**Extrait du document:**
= = = = =

France | France, Cour d'appel de Lyon, 1ère chambre civile b, 25 juin 2013, 12/04555


R.G : 12/04555









Décision du tribunal de grande instance de Lyon

Au fond du 18 avril 2012



1ère chambre section 2



RG : 10/013024



RÉPUBLIQUE FRANÇAISE

AU NOM DU PEUPLE FRANÇAIS





COUR D'APPEL DE LYON



1ère chambre civile B



ARRET DU 25 Juin 2013







APPELANT :



[A] [W]

né le [Date naissance 2] 1948 à [Localité 2]

[Adresse 1]

[Localité 1]



représenté par la SCP AGUIRA

UD NOUVELLET, avocats au barreau de LYON



assisté de Maître Christian ASSIER, avocat au barreau D'ALBERTVILLE









INTIME :



[F] [B]

né le [Date naissance 1] 1942 à [Localité 5]

[Adresse 2]

[Localité 1]



représenté par la SCP BALAS ...

R.G : 12/04555

Décision du tribunal de grande instance de Lyon

Au fond du 18 avril 2012

1ère chambre section 2

RG : 10/013024

RÉPUBLIQUE FRANÇAISE

AU NOM DU PEUPLE FRANÇAIS

COUR D'APPEL DE LYON

1ère chambre civile B

ARRET DU 25 Juin 2013

APPELANT :

[A] [W]

né le [Date naissance 2] 1948 à [Localité 2]

[Adresse 1]

[Localité 1]

représenté par la SCP AGUIRAUD NOUVELLET, avocats au barreau de LYON

assisté de Maître Christian ASSIER, avocat au barreau D'ALBERTVILLE

INTIME :

[F] [B]

né le [Date naissance 1] 1942 à [Localité 5]

[Adresse 2]

[Localité 1]

représenté par la SCP BALAS & METRAL AVOCATS, avocats au barreau de LYON

******

Date de clôture de l'instruction : 04 Décembre 2012

Date des plaidoiries tenues en audience publique : 28 Mai 2013

Date de mise à disposition : 25 Juin 2013

Composition de la Cour lors des débats et du délibéré :

- Jean-Jacques BAIZET, président

- Marie-Pierre GUIGUE, conseiller

- Michel FICAGNA, conseiller

assistés pendant les débats de Frédérique JANKOV, greffier

A l'audience, Michel FICAGNA a fait le rapport, conformément à l'article 785 du code de procédure civile.

Arrêt Contradictoire rendu publiquement par mise à disposition au greffe de la cour d'appel, les parties en ayant été préalablement avisées dans les conditions prévues à l'article 450 alinéa 2 du code de procédure civile,

Signé par Jean-Jacques BAIZET, président, et par Frédérique JANKOV, greffier, auquel la minute a été remise par le magistrat signataire.

****

Par acte du 25 juin 1982, la société Land, lotisseur, a acquis une parcelle de terrain figurant au cadastre de la ville de [Localité 5] section [Cadastre 3] pour 64 a 86 ca, lieu-dit « [Localité 3]», en vue de la partager en cinq lots à bâtir.

= = = = =

**Enregistrements extraits:**
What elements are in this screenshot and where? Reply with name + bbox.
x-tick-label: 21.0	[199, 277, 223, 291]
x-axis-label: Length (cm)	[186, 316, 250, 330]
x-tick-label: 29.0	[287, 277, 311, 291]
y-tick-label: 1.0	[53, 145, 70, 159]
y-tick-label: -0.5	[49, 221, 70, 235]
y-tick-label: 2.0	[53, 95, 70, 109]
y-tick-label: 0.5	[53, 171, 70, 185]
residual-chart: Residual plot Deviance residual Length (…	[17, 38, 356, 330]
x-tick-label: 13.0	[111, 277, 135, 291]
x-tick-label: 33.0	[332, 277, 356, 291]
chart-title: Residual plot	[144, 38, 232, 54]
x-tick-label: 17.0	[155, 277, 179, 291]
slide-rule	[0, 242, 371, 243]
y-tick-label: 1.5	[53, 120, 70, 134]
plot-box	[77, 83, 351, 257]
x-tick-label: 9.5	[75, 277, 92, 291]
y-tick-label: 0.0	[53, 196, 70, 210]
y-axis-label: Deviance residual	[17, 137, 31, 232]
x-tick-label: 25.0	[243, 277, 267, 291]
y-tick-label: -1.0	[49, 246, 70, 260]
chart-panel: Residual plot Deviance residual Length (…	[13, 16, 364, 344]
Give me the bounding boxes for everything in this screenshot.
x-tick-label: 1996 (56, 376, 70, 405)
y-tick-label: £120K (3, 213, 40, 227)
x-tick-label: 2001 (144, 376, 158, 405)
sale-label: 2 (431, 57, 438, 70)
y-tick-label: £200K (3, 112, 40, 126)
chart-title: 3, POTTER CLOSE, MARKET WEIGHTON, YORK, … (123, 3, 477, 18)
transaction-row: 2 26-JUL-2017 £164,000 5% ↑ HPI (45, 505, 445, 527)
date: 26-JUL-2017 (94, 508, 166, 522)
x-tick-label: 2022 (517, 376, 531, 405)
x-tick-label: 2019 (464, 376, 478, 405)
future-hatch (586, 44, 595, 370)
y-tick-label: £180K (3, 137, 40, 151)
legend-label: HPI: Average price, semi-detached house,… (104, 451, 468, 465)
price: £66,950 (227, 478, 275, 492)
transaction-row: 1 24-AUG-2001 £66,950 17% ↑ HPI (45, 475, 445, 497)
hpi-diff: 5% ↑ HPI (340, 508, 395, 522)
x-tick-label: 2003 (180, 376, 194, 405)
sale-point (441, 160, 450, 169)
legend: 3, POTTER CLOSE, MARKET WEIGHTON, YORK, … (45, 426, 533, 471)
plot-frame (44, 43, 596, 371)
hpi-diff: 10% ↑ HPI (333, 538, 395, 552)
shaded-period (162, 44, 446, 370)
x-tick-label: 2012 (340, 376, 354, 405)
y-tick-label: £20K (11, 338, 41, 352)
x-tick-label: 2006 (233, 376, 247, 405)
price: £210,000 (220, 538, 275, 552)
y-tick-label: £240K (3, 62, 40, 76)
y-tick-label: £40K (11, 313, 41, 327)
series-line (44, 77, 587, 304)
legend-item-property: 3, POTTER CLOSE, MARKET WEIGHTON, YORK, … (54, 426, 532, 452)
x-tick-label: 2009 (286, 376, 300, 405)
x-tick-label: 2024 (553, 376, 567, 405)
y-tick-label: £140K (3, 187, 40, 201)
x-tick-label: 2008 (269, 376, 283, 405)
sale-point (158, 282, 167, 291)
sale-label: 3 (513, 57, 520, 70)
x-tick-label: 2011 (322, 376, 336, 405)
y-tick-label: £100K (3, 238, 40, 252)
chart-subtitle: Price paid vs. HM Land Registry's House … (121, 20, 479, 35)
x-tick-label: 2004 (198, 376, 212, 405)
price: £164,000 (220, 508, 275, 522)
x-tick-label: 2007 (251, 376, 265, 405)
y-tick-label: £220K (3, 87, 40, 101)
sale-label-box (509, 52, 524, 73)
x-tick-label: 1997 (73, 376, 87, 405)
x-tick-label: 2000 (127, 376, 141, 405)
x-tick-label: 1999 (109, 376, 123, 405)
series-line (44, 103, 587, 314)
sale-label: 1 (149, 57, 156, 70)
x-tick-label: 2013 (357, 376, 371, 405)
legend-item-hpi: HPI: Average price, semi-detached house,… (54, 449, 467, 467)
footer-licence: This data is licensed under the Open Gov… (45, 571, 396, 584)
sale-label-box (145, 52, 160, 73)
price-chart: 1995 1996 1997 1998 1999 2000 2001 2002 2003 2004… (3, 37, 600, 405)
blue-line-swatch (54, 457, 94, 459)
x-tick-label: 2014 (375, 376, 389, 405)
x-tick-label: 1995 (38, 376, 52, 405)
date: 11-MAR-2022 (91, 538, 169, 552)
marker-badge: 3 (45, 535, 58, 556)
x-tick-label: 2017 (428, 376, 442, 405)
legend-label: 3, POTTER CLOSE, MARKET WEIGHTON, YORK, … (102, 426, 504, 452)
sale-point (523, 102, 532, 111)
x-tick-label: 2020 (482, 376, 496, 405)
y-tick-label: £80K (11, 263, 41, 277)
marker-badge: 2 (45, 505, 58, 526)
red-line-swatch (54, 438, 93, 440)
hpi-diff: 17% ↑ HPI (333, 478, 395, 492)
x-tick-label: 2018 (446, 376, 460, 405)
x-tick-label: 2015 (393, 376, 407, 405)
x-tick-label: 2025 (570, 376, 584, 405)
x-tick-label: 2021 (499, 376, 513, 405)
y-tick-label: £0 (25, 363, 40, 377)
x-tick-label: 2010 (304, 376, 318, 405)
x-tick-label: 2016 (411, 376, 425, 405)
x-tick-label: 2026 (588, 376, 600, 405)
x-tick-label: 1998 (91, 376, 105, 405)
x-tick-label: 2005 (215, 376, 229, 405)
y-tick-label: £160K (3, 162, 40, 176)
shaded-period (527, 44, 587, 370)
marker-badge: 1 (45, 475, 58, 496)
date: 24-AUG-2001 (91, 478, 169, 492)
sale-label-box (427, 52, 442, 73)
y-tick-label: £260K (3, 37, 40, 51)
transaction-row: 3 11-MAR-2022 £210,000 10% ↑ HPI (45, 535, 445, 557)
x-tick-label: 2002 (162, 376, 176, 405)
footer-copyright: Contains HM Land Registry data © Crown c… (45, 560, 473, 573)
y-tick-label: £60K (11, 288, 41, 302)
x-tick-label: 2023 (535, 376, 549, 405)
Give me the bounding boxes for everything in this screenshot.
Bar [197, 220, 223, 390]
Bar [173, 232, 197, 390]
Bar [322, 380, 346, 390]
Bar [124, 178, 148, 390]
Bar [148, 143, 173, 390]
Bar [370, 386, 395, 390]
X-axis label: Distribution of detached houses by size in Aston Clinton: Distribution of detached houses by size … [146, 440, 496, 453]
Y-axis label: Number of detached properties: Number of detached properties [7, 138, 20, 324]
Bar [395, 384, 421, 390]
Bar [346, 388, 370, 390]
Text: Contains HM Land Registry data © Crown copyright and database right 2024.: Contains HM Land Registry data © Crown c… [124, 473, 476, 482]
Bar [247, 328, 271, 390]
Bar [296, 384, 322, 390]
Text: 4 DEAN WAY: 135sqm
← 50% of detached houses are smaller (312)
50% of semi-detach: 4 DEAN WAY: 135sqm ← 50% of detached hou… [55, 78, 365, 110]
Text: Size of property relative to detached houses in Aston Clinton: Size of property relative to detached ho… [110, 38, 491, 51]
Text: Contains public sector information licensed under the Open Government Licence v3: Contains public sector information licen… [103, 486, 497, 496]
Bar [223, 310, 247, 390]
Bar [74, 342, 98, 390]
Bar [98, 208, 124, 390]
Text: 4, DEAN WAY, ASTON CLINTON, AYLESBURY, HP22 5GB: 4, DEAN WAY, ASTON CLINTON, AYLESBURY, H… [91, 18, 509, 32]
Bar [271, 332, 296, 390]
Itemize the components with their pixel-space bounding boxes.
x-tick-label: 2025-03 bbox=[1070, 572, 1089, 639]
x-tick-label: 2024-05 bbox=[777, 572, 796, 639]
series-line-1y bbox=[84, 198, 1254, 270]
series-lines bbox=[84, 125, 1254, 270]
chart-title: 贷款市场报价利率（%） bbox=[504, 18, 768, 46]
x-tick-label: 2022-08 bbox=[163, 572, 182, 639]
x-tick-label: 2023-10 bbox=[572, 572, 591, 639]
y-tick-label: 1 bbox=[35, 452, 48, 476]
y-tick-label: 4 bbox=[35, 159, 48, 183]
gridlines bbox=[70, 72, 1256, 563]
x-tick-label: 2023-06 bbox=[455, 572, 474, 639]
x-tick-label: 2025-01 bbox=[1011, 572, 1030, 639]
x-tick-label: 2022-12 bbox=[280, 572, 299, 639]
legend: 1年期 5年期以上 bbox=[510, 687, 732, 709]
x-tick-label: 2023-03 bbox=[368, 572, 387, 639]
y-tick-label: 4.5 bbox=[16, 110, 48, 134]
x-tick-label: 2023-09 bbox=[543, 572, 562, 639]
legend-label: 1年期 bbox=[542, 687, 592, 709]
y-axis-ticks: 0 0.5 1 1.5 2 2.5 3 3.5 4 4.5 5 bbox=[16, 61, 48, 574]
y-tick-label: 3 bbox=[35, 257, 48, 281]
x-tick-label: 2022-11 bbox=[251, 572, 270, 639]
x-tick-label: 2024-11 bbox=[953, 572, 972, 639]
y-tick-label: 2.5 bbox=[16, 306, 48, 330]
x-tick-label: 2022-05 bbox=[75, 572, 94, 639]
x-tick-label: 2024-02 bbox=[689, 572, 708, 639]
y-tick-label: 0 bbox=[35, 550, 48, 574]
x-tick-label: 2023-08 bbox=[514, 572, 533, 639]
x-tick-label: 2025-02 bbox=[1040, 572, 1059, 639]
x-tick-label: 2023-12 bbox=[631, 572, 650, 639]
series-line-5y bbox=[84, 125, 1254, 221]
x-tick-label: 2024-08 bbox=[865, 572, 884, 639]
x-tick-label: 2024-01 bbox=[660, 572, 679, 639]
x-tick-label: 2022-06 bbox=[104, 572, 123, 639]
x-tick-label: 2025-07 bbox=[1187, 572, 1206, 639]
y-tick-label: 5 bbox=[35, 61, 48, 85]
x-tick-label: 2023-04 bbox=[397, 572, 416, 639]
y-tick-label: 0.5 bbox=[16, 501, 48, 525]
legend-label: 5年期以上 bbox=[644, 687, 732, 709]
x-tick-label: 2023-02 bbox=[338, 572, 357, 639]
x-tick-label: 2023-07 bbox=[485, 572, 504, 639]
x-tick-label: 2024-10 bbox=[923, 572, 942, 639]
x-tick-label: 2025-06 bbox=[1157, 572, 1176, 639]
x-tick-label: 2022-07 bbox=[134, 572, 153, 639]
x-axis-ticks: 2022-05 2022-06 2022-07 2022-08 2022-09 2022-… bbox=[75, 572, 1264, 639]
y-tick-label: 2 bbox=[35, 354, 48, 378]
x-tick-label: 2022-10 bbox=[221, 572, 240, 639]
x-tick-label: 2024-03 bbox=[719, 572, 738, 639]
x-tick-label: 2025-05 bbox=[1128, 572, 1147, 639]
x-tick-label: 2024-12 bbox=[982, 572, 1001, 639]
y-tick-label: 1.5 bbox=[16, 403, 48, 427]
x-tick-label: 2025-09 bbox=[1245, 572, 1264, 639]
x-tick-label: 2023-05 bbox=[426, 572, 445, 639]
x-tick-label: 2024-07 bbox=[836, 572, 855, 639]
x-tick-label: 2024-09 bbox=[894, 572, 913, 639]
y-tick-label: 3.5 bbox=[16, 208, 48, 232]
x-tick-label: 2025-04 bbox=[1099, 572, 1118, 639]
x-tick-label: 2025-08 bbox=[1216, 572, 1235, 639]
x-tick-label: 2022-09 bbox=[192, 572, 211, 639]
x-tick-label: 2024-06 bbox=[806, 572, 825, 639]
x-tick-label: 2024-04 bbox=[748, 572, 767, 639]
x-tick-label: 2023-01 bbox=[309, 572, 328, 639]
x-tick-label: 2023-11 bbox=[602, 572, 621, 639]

= = = = =

**Consignes de travail:**
A - Recopiez à l'identique les enregistrements, du tout premier jusqu'à la ligne contenant « x-tick-label: 2022 (517, 376, 531, 405) » incluse.
B - Rédigez la suite de l'arrêt de la cour d'appel de Lyon à partir de sa dernière phrase.

**Corrigé de l'exercice:**
A -
What elements are in this screenshot and where? Reply with name + bbox.
x-tick-label: 21.0	[199, 277, 223, 291]
x-axis-label: Length (cm)	[186, 316, 250, 330]
x-tick-label: 29.0	[287, 277, 311, 291]
y-tick-label: 1.0	[53, 145, 70, 159]
y-tick-label: -0.5	[49, 221, 70, 235]
y-tick-label: 2.0	[53, 95, 70, 109]
y-tick-label: 0.5	[53, 171, 70, 185]
residual-chart: Residual plot Deviance residual Length (…	[17, 38, 356, 330]
x-tick-label: 13.0	[111, 277, 135, 291]
x-tick-label: 33.0	[332, 277, 356, 291]
chart-title: Residual plot	[144, 38, 232, 54]
x-tick-label: 17.0	[155, 277, 179, 291]
slide-rule	[0, 242, 371, 243]
y-tick-label: 1.5	[53, 120, 70, 134]
plot-box	[77, 83, 351, 257]
x-tick-label: 9.5	[75, 277, 92, 291]
y-tick-label: 0.0	[53, 196, 70, 210]
y-axis-label: Deviance residual	[17, 137, 31, 232]
x-tick-label: 25.0	[243, 277, 267, 291]
y-tick-label: -1.0	[49, 246, 70, 260]
chart-panel: Residual plot Deviance residual Length (…	[13, 16, 364, 344]
Give me the bounding boxes for everything in this screenshot.
x-tick-label: 1996 (56, 376, 70, 405)
y-tick-label: £120K (3, 213, 40, 227)
x-tick-label: 2001 (144, 376, 158, 405)
sale-label: 2 (431, 57, 438, 70)
y-tick-label: £200K (3, 112, 40, 126)
chart-title: 3, POTTER CLOSE, MARKET WEIGHTON, YORK, … (123, 3, 477, 18)
transaction-row: 2 26-JUL-2017 £164,000 5% ↑ HPI (45, 505, 445, 527)
date: 26-JUL-2017 (94, 508, 166, 522)
x-tick-label: 2022 (517, 376, 531, 405)

B -
Cette parcelle est grevée d'une servitude de passage constituée dans un acte de partage du 16 décembre 1894, reçu par Maître [O] notaire à [Localité 5] et rédigée en ces termes :

«il est expliqué qu'il existe sur le fonds situé à [Localité 5] hameau de [Localité 3], sur les limites septentrionales et orientales du fonds un chemin de desserte appartenant à ce fonds et contournant la terre de M. [L]. Ce passage dont la largeur est de deux mètres cinquante centimètres sur tout son parcours, appartiendra a due concurrence à chacun des lots sur lesquels il est établi à la charge cependant de tolérer pour chacun des attributaires le droit de passage nécessaire pour desservir l'immeuble entré dans son lot».

Pour la réalisation du lotissement, le lotisseur a fait réaliser un plan de piquetage par un géomètre expert, a constitué un dossier administratif et a élaboré un cahier des charges, lequel précise :

«servitude passive : l'ensemble de la voie d'accès sera grevée d'une servitude pour tous usages au profit des parcelles suivantes :

- section [Cadastre 4] M. [V] [E],

- section [Cadastre 2] et [Cadastre 1] à M. [Y],

- section [Cadastre 5] et [Cadastre 6] appartenant aux héritiers de M. [B] [S].

En outre la bande d'accès au lot n° 5 sera également grevée d'une servitude de passage au profit des terrains appartenant à M. [Y] [N] et [B] [S].

Il est précisé que ces différentes servitudes résultent d'un état de fait existant et que la création du lotissement aura pour effet d'en améliorer l'assiette».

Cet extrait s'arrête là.